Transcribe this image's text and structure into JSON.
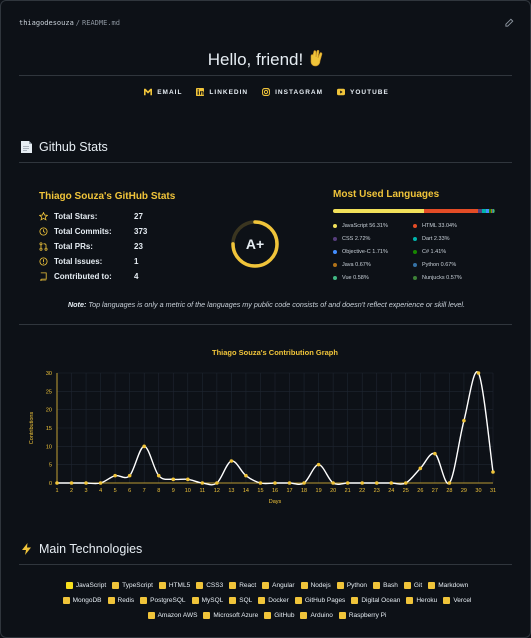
{
  "breadcrumb": {
    "repo": "thiagodesouza",
    "sep": "/",
    "file": "README.md"
  },
  "greeting": "Hello, friend!",
  "links": [
    {
      "label": "EMAIL",
      "icon": "gmail-icon"
    },
    {
      "label": "LINKEDIN",
      "icon": "linkedin-icon"
    },
    {
      "label": "INSTAGRAM",
      "icon": "instagram-icon"
    },
    {
      "label": "YOUTUBE",
      "icon": "youtube-icon"
    }
  ],
  "stats_heading": "Github Stats",
  "stats": {
    "title": "Thiago Souza's GitHub Stats",
    "rows": [
      {
        "label": "Total Stars:",
        "value": "27",
        "icon": "star-icon"
      },
      {
        "label": "Total Commits:",
        "value": "373",
        "icon": "history-icon"
      },
      {
        "label": "Total PRs:",
        "value": "23",
        "icon": "pull-request-icon"
      },
      {
        "label": "Total Issues:",
        "value": "1",
        "icon": "issue-icon"
      },
      {
        "label": "Contributed to:",
        "value": "4",
        "icon": "repo-icon"
      }
    ],
    "rank": "A+",
    "rank_fill": 0.75
  },
  "languages": {
    "title": "Most Used Languages",
    "items": [
      {
        "label": "JavaScript 56.31%",
        "color": "#f1e05a",
        "pct": 56.31
      },
      {
        "label": "HTML 33.04%",
        "color": "#e34c26",
        "pct": 33.04
      },
      {
        "label": "CSS 2.72%",
        "color": "#563d7c",
        "pct": 2.72
      },
      {
        "label": "Dart 2.33%",
        "color": "#00b4ab",
        "pct": 2.33
      },
      {
        "label": "Objective-C 1.71%",
        "color": "#438eff",
        "pct": 1.71
      },
      {
        "label": "C# 1.41%",
        "color": "#178600",
        "pct": 1.41
      },
      {
        "label": "Java 0.67%",
        "color": "#b07219",
        "pct": 0.67
      },
      {
        "label": "Python 0.67%",
        "color": "#3572A5",
        "pct": 0.67
      },
      {
        "label": "Vue 0.58%",
        "color": "#41b883",
        "pct": 0.58
      },
      {
        "label": "Nunjucks 0.57%",
        "color": "#3d8137",
        "pct": 0.57
      }
    ]
  },
  "note": {
    "bold": "Note:",
    "text": " Top languages is only a metric of the languages my public code consists of and doesn't reflect experience or skill level."
  },
  "chart_data": {
    "type": "line",
    "title": "Thiago Souza's Contribution Graph",
    "xlabel": "Days",
    "ylabel": "Contributions",
    "x": [
      1,
      2,
      3,
      4,
      5,
      6,
      7,
      8,
      9,
      10,
      11,
      12,
      13,
      14,
      15,
      16,
      17,
      18,
      19,
      20,
      21,
      22,
      23,
      24,
      25,
      26,
      27,
      28,
      29,
      30,
      31
    ],
    "values": [
      0,
      0,
      0,
      0,
      2,
      2,
      10,
      2,
      1,
      1,
      0,
      0,
      6,
      2,
      0,
      0,
      0,
      0,
      5,
      0,
      0,
      0,
      0,
      0,
      0,
      4,
      8,
      0,
      17,
      30,
      3
    ],
    "ylim": [
      0,
      30
    ],
    "yticks": [
      0,
      5,
      10,
      15,
      20,
      25,
      30
    ],
    "grid": true,
    "line_color": "#ffffff",
    "point_color": "#f0c43a"
  },
  "tech_heading": "Main Technologies",
  "tech_rows": [
    [
      {
        "label": "JavaScript",
        "color": "#f7df1e",
        "icon": "javascript-icon"
      },
      {
        "label": "TypeScript",
        "color": "#f0c43a",
        "icon": "typescript-icon"
      },
      {
        "label": "HTML5",
        "color": "#f0c43a",
        "icon": "html5-icon"
      },
      {
        "label": "CSS3",
        "color": "#f0c43a",
        "icon": "css3-icon"
      },
      {
        "label": "React",
        "color": "#f0c43a",
        "icon": "react-icon"
      },
      {
        "label": "Angular",
        "color": "#f0c43a",
        "icon": "angular-icon"
      },
      {
        "label": "Nodejs",
        "color": "#f0c43a",
        "icon": "nodejs-icon"
      },
      {
        "label": "Python",
        "color": "#f0c43a",
        "icon": "python-icon"
      },
      {
        "label": "Bash",
        "color": "#f0c43a",
        "icon": "bash-icon"
      },
      {
        "label": "Git",
        "color": "#f0c43a",
        "icon": "git-icon"
      },
      {
        "label": "Markdown",
        "color": "#f0c43a",
        "icon": "markdown-icon"
      }
    ],
    [
      {
        "label": "MongoDB",
        "color": "#f0c43a",
        "icon": "mongodb-icon"
      },
      {
        "label": "Redis",
        "color": "#f0c43a",
        "icon": "redis-icon"
      },
      {
        "label": "PostgreSQL",
        "color": "#f0c43a",
        "icon": "postgresql-icon"
      },
      {
        "label": "MySQL",
        "color": "#f0c43a",
        "icon": "mysql-icon"
      },
      {
        "label": "SQL",
        "color": "#f0c43a",
        "icon": "sql-icon"
      },
      {
        "label": "Docker",
        "color": "#f0c43a",
        "icon": "docker-icon"
      },
      {
        "label": "GitHub Pages",
        "color": "#f0c43a",
        "icon": "github-pages-icon"
      },
      {
        "label": "Digital Ocean",
        "color": "#f0c43a",
        "icon": "digitalocean-icon"
      },
      {
        "label": "Heroku",
        "color": "#f0c43a",
        "icon": "heroku-icon"
      },
      {
        "label": "Vercel",
        "color": "#f0c43a",
        "icon": "vercel-icon"
      }
    ],
    [
      {
        "label": "Amazon AWS",
        "color": "#f0c43a",
        "icon": "aws-icon"
      },
      {
        "label": "Microsoft Azure",
        "color": "#f0c43a",
        "icon": "azure-icon"
      },
      {
        "label": "GitHub",
        "color": "#f0c43a",
        "icon": "github-icon"
      },
      {
        "label": "Arduino",
        "color": "#f0c43a",
        "icon": "arduino-icon"
      },
      {
        "label": "Raspberry Pi",
        "color": "#f0c43a",
        "icon": "raspberrypi-icon"
      }
    ]
  ]
}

- Task requirements: Among the entries above, identify all lines with "text" and copy them.

- Output for this task:
Transcribe this image's text and structure into JSON.
    "text": " Top languages is only a metric of the languages my public code consists of and doesn't reflect experience or skill level."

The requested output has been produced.